## Start RECORDED DATA
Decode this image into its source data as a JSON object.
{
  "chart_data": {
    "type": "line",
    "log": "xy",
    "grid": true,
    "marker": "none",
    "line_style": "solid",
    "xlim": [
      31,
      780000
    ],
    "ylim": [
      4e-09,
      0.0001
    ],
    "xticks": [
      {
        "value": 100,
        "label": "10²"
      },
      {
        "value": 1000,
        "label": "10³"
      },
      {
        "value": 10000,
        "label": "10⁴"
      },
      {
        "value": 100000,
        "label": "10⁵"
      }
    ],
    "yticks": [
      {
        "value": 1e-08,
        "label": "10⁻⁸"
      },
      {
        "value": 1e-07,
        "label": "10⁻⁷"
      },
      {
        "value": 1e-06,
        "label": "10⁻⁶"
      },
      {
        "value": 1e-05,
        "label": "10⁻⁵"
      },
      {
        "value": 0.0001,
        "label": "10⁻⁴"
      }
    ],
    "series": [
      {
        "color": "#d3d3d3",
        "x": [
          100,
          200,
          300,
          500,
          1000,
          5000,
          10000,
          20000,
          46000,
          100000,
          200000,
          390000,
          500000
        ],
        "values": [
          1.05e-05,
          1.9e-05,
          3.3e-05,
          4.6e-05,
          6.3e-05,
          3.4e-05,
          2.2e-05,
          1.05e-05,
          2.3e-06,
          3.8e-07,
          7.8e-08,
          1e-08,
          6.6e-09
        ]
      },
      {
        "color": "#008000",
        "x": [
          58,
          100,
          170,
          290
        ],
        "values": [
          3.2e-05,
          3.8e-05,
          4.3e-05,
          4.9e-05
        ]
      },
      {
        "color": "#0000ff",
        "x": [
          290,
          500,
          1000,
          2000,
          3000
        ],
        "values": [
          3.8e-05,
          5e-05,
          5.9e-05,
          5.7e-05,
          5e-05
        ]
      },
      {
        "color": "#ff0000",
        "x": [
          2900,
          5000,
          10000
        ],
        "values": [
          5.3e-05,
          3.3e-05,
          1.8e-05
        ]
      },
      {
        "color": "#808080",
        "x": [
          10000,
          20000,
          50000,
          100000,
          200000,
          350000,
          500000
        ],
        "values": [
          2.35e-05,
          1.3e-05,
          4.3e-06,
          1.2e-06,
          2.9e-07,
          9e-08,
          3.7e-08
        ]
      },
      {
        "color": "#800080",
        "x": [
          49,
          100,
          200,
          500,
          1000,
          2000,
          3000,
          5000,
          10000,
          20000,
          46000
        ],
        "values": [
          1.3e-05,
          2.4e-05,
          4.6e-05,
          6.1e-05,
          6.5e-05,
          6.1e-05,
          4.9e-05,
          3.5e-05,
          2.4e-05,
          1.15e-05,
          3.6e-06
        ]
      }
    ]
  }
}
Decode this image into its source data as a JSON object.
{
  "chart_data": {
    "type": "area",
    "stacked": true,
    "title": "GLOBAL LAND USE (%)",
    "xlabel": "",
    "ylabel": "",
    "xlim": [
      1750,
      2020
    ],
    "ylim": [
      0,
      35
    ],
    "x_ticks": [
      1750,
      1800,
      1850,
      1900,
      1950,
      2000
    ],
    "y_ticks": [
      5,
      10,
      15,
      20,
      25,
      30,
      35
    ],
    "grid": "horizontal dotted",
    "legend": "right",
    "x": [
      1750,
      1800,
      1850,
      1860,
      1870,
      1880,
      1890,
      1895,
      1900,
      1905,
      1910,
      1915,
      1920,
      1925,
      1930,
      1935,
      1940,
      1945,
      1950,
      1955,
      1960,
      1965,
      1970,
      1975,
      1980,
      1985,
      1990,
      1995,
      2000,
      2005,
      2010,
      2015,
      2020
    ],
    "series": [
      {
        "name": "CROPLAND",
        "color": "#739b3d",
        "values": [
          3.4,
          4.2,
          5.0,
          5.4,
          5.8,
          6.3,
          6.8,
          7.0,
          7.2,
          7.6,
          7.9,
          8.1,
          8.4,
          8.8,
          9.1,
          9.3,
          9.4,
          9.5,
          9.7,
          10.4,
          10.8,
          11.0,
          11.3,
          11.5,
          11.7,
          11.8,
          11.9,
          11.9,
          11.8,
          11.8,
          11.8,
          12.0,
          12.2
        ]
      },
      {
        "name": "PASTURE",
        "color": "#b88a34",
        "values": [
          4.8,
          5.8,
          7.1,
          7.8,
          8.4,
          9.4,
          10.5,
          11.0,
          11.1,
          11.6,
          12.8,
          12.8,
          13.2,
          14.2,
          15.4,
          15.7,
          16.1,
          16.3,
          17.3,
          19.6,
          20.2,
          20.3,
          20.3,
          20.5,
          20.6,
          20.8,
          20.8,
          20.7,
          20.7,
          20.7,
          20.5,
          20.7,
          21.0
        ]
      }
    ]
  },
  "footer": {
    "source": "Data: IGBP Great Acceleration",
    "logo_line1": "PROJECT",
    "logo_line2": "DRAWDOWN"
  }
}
## End RECORDED DATA
_STATED PROBLEM:_ Take the entries above and transcribe them in full.

_TASK ANSWER:_
Decode this image into its source data as a JSON object.
{
  "chart_data": {
    "type": "line",
    "log": "xy",
    "grid": true,
    "marker": "none",
    "line_style": "solid",
    "xlim": [
      31,
      780000
    ],
    "ylim": [
      4e-09,
      0.0001
    ],
    "xticks": [
      {
        "value": 100,
        "label": "10²"
      },
      {
        "value": 1000,
        "label": "10³"
      },
      {
        "value": 10000,
        "label": "10⁴"
      },
      {
        "value": 100000,
        "label": "10⁵"
      }
    ],
    "yticks": [
      {
        "value": 1e-08,
        "label": "10⁻⁸"
      },
      {
        "value": 1e-07,
        "label": "10⁻⁷"
      },
      {
        "value": 1e-06,
        "label": "10⁻⁶"
      },
      {
        "value": 1e-05,
        "label": "10⁻⁵"
      },
      {
        "value": 0.0001,
        "label": "10⁻⁴"
      }
    ],
    "series": [
      {
        "color": "#d3d3d3",
        "x": [
          100,
          200,
          300,
          500,
          1000,
          5000,
          10000,
          20000,
          46000,
          100000,
          200000,
          390000,
          500000
        ],
        "values": [
          1.05e-05,
          1.9e-05,
          3.3e-05,
          4.6e-05,
          6.3e-05,
          3.4e-05,
          2.2e-05,
          1.05e-05,
          2.3e-06,
          3.8e-07,
          7.8e-08,
          1e-08,
          6.6e-09
        ]
      },
      {
        "color": "#008000",
        "x": [
          58,
          100,
          170,
          290
        ],
        "values": [
          3.2e-05,
          3.8e-05,
          4.3e-05,
          4.9e-05
        ]
      },
      {
        "color": "#0000ff",
        "x": [
          290,
          500,
          1000,
          2000,
          3000
        ],
        "values": [
          3.8e-05,
          5e-05,
          5.9e-05,
          5.7e-05,
          5e-05
        ]
      },
      {
        "color": "#ff0000",
        "x": [
          2900,
          5000,
          10000
        ],
        "values": [
          5.3e-05,
          3.3e-05,
          1.8e-05
        ]
      },
      {
        "color": "#808080",
        "x": [
          10000,
          20000,
          50000,
          100000,
          200000,
          350000,
          500000
        ],
        "values": [
          2.35e-05,
          1.3e-05,
          4.3e-06,
          1.2e-06,
          2.9e-07,
          9e-08,
          3.7e-08
        ]
      },
      {
        "color": "#800080",
        "x": [
          49,
          100,
          200,
          500,
          1000,
          2000,
          3000,
          5000,
          10000,
          20000,
          46000
        ],
        "values": [
          1.3e-05,
          2.4e-05,
          4.6e-05,
          6.1e-05,
          6.5e-05,
          6.1e-05,
          4.9e-05,
          3.5e-05,
          2.4e-05,
          1.15e-05,
          3.6e-06
        ]
      }
    ]
  }
}
Decode this image into its source data as a JSON object.
{
  "chart_data": {
    "type": "area",
    "stacked": true,
    "title": "GLOBAL LAND USE (%)",
    "xlabel": "",
    "ylabel": "",
    "xlim": [
      1750,
      2020
    ],
    "ylim": [
      0,
      35
    ],
    "x_ticks": [
      1750,
      1800,
      1850,
      1900,
      1950,
      2000
    ],
    "y_ticks": [
      5,
      10,
      15,
      20,
      25,
      30,
      35
    ],
    "grid": "horizontal dotted",
    "legend": "right",
    "x": [
      1750,
      1800,
      1850,
      1860,
      1870,
      1880,
      1890,
      1895,
      1900,
      1905,
      1910,
      1915,
      1920,
      1925,
      1930,
      1935,
      1940,
      1945,
      1950,
      1955,
      1960,
      1965,
      1970,
      1975,
      1980,
      1985,
      1990,
      1995,
      2000,
      2005,
      2010,
      2015,
      2020
    ],
    "series": [
      {
        "name": "CROPLAND",
        "color": "#739b3d",
        "values": [
          3.4,
          4.2,
          5.0,
          5.4,
          5.8,
          6.3,
          6.8,
          7.0,
          7.2,
          7.6,
          7.9,
          8.1,
          8.4,
          8.8,
          9.1,
          9.3,
          9.4,
          9.5,
          9.7,
          10.4,
          10.8,
          11.0,
          11.3,
          11.5,
          11.7,
          11.8,
          11.9,
          11.9,
          11.8,
          11.8,
          11.8,
          12.0,
          12.2
        ]
      },
      {
        "name": "PASTURE",
        "color": "#b88a34",
        "values": [
          4.8,
          5.8,
          7.1,
          7.8,
          8.4,
          9.4,
          10.5,
          11.0,
          11.1,
          11.6,
          12.8,
          12.8,
          13.2,
          14.2,
          15.4,
          15.7,
          16.1,
          16.3,
          17.3,
          19.6,
          20.2,
          20.3,
          20.3,
          20.5,
          20.6,
          20.8,
          20.8,
          20.7,
          20.7,
          20.7,
          20.5,
          20.7,
          21.0
        ]
      }
    ]
  },
  "footer": {
    "source": "Data: IGBP Great Acceleration",
    "logo_line1": "PROJECT",
    "logo_line2": "DRAWDOWN"
  }
}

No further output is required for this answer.